**DATASET**.
───

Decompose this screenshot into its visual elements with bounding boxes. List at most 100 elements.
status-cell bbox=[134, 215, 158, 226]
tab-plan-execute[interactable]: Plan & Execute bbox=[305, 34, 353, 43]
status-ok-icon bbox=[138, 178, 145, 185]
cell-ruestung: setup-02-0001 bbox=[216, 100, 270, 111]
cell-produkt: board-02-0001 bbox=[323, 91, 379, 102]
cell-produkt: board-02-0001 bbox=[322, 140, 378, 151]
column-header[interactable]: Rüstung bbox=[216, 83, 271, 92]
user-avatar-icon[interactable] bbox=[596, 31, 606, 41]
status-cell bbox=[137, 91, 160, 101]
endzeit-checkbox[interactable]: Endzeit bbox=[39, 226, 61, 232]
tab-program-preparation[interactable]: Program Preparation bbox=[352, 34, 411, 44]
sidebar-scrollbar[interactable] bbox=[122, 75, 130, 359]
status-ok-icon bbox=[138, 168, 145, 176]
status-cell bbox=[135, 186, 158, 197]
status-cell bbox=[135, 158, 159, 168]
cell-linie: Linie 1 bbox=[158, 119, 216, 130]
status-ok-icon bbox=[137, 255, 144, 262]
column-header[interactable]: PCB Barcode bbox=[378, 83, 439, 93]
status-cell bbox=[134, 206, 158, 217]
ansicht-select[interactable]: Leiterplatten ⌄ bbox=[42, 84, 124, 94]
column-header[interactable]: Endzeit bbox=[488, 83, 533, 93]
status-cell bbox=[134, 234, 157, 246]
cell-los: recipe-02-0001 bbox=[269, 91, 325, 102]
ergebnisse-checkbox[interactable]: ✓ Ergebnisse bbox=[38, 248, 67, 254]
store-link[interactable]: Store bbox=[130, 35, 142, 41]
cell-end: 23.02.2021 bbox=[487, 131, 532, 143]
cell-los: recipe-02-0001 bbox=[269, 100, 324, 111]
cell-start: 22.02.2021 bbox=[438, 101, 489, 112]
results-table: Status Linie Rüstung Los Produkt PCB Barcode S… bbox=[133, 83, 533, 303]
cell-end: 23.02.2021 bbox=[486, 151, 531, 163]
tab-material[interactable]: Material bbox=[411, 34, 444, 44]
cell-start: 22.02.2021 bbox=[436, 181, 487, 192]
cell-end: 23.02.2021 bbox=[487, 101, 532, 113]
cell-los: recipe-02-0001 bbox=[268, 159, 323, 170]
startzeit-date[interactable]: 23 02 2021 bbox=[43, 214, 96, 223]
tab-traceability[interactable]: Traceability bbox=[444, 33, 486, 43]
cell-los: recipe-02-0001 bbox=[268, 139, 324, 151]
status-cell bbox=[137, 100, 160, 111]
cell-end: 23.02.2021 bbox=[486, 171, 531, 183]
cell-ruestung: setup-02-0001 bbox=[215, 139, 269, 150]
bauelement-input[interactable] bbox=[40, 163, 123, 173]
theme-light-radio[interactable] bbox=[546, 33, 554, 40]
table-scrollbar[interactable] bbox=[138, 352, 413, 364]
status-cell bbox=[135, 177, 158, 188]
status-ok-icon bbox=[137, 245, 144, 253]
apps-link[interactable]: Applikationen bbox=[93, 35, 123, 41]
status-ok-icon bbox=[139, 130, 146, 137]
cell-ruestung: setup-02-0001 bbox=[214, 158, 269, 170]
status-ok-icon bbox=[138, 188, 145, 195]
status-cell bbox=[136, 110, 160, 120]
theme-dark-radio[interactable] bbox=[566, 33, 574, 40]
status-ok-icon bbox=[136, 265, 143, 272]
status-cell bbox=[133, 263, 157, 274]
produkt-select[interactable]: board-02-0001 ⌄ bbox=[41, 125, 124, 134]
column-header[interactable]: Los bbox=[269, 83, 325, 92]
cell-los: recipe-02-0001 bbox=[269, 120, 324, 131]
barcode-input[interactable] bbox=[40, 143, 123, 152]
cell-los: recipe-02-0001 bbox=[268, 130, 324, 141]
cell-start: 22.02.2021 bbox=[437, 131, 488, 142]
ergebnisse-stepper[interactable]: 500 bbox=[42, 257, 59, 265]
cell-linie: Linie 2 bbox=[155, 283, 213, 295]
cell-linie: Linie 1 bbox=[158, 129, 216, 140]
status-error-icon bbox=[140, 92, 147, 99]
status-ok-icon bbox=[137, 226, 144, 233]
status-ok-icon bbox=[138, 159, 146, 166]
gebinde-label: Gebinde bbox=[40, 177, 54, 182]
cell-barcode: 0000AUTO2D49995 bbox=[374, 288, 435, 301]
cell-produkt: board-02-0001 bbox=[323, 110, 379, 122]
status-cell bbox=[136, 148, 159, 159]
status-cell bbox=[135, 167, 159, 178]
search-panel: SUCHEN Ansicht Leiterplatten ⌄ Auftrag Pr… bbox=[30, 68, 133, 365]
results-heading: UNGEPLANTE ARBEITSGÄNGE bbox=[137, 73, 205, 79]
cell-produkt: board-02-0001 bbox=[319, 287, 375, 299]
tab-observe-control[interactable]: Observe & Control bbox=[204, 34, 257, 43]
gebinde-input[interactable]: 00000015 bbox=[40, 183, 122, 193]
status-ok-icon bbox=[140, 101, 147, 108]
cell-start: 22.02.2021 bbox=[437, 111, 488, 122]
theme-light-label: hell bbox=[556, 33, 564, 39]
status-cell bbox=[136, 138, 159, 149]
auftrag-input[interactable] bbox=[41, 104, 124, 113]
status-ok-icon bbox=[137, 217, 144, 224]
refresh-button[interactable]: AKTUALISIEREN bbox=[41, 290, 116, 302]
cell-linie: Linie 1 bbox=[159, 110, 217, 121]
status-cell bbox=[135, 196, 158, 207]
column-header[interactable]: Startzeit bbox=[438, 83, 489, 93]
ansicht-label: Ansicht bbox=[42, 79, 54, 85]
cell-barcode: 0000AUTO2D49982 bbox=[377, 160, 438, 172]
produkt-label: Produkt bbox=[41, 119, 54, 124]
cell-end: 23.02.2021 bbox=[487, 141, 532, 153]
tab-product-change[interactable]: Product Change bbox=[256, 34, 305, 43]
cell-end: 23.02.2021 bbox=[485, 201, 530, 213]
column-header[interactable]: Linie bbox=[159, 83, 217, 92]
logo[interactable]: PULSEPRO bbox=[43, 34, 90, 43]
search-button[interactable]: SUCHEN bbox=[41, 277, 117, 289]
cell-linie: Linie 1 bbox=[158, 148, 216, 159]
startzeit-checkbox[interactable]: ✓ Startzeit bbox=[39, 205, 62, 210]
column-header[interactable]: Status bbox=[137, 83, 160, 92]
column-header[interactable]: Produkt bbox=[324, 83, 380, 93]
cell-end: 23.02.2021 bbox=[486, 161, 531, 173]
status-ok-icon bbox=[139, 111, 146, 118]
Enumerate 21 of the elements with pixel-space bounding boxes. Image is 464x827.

───

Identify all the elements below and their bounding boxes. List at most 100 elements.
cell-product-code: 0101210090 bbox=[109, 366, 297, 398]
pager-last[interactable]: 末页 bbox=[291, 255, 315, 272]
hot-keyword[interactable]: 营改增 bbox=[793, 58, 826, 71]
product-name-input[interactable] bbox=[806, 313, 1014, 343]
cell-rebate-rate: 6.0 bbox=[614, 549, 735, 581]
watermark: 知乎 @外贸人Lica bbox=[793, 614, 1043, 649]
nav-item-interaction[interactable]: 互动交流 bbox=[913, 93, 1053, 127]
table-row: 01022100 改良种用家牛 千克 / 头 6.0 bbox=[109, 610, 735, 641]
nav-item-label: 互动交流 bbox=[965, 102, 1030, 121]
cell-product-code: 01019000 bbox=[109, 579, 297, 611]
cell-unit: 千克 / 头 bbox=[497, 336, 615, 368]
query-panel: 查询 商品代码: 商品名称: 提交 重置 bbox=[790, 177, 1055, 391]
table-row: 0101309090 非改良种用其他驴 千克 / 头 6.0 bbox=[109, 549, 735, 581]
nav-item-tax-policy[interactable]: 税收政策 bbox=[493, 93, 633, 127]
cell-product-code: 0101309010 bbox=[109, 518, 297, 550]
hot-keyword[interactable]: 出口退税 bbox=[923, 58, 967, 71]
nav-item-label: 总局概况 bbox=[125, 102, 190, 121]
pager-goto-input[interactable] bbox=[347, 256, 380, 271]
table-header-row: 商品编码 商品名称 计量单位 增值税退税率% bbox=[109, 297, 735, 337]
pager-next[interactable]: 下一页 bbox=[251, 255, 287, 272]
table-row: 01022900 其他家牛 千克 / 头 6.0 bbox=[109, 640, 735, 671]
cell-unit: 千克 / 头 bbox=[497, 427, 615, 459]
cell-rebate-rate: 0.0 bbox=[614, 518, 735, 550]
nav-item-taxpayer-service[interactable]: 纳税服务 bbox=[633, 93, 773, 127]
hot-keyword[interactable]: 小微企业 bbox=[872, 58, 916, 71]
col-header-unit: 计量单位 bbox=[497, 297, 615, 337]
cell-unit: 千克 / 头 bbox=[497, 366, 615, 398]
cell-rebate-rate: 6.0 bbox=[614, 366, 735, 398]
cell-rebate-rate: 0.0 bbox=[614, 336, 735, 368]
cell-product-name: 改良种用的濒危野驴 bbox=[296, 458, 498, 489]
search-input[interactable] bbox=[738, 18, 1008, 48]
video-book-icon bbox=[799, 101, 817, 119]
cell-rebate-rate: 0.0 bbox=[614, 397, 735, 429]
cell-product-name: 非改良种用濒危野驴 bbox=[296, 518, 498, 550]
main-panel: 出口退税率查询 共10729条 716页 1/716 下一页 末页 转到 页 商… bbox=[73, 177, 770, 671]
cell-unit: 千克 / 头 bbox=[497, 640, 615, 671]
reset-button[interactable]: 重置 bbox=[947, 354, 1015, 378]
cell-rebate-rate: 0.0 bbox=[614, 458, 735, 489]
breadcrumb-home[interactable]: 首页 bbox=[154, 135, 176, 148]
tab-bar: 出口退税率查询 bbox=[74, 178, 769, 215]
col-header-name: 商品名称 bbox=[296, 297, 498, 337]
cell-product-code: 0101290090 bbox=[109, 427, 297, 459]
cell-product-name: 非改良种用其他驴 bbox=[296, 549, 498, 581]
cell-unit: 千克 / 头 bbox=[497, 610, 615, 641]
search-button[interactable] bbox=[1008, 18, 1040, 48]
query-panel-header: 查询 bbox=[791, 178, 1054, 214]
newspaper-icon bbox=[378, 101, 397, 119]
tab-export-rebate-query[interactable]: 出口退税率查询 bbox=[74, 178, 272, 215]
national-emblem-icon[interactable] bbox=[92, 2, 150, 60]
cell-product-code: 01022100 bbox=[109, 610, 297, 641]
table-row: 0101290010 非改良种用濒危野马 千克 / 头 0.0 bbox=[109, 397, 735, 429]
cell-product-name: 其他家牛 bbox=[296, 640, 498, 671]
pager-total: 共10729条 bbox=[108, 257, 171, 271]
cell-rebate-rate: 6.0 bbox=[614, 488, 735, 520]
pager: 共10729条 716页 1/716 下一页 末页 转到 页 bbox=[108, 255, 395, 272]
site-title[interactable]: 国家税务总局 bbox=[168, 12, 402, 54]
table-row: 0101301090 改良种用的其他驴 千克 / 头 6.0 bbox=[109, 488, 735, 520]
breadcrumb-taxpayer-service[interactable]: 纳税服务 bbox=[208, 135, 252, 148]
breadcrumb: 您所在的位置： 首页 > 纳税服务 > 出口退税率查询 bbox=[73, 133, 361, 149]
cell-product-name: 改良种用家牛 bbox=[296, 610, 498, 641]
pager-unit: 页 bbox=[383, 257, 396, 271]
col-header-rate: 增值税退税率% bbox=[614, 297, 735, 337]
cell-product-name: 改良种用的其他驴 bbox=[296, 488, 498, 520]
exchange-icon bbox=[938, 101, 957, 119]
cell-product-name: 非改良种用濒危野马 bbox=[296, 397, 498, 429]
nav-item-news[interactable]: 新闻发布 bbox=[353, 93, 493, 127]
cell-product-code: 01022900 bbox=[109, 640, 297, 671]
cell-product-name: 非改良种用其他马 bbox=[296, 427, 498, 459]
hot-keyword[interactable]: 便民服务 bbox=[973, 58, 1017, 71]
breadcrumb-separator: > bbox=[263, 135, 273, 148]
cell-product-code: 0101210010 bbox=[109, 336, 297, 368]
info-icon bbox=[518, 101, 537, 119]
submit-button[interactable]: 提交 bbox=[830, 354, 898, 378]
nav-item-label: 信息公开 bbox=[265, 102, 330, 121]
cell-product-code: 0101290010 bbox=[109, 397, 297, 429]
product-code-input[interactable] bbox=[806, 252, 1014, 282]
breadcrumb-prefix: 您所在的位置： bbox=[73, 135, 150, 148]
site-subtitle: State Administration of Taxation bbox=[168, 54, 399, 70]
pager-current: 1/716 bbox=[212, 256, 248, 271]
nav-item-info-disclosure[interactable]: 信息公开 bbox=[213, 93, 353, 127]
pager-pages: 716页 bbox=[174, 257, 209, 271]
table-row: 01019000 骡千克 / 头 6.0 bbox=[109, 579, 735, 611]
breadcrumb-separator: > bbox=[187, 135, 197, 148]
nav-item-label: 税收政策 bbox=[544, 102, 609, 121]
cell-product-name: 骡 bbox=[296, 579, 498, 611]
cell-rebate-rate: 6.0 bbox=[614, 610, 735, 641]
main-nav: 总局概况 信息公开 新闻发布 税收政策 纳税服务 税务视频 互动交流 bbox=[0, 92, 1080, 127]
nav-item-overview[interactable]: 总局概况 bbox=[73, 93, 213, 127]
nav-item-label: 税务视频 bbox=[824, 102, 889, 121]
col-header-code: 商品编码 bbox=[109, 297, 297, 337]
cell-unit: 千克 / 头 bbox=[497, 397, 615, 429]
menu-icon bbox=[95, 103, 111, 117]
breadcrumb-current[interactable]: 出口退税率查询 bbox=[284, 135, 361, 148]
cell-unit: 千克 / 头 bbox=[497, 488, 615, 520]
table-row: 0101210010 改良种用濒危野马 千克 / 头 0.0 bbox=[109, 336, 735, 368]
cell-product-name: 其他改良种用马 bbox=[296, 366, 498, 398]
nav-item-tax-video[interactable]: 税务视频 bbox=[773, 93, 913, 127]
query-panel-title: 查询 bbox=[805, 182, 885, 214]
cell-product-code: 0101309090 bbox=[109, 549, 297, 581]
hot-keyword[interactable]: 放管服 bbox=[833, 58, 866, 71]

───

**DIRECTIONS**. Turn the records above, from the line with "Decompose this screenshot" to the line with "column-header[interactable]: Endzeit bbox=[488, 83, 533, 93]", into a JSON list of strings with one string per line, both end lines included. Leave out any blank lines.

**ANSWER TO THE EXERCISE**.
[
  "Decompose this screenshot into its visual elements with bounding boxes. List at most 100 elements.",
  "status-cell bbox=[134, 215, 158, 226]",
  "tab-plan-execute[interactable]: Plan & Execute bbox=[305, 34, 353, 43]",
  "status-ok-icon bbox=[138, 178, 145, 185]",
  "cell-ruestung: setup-02-0001 bbox=[216, 100, 270, 111]",
  "cell-produkt: board-02-0001 bbox=[323, 91, 379, 102]",
  "cell-produkt: board-02-0001 bbox=[322, 140, 378, 151]",
  "column-header[interactable]: Rüstung bbox=[216, 83, 271, 92]",
  "user-avatar-icon[interactable] bbox=[596, 31, 606, 41]",
  "status-cell bbox=[137, 91, 160, 101]",
  "endzeit-checkbox[interactable]: Endzeit bbox=[39, 226, 61, 232]",
  "tab-program-preparation[interactable]: Program Preparation bbox=[352, 34, 411, 44]",
  "sidebar-scrollbar[interactable] bbox=[122, 75, 130, 359]",
  "status-ok-icon bbox=[138, 168, 145, 176]",
  "status-cell bbox=[135, 186, 158, 197]",
  "status-cell bbox=[135, 158, 159, 168]",
  "cell-linie: Linie 1 bbox=[158, 119, 216, 130]",
  "status-ok-icon bbox=[137, 255, 144, 262]",
  "column-header[interactable]: PCB Barcode bbox=[378, 83, 439, 93]",
  "status-cell bbox=[134, 206, 158, 217]",
  "ansicht-select[interactable]: Leiterplatten ⌄ bbox=[42, 84, 124, 94]",
  "column-header[interactable]: Endzeit bbox=[488, 83, 533, 93]"
]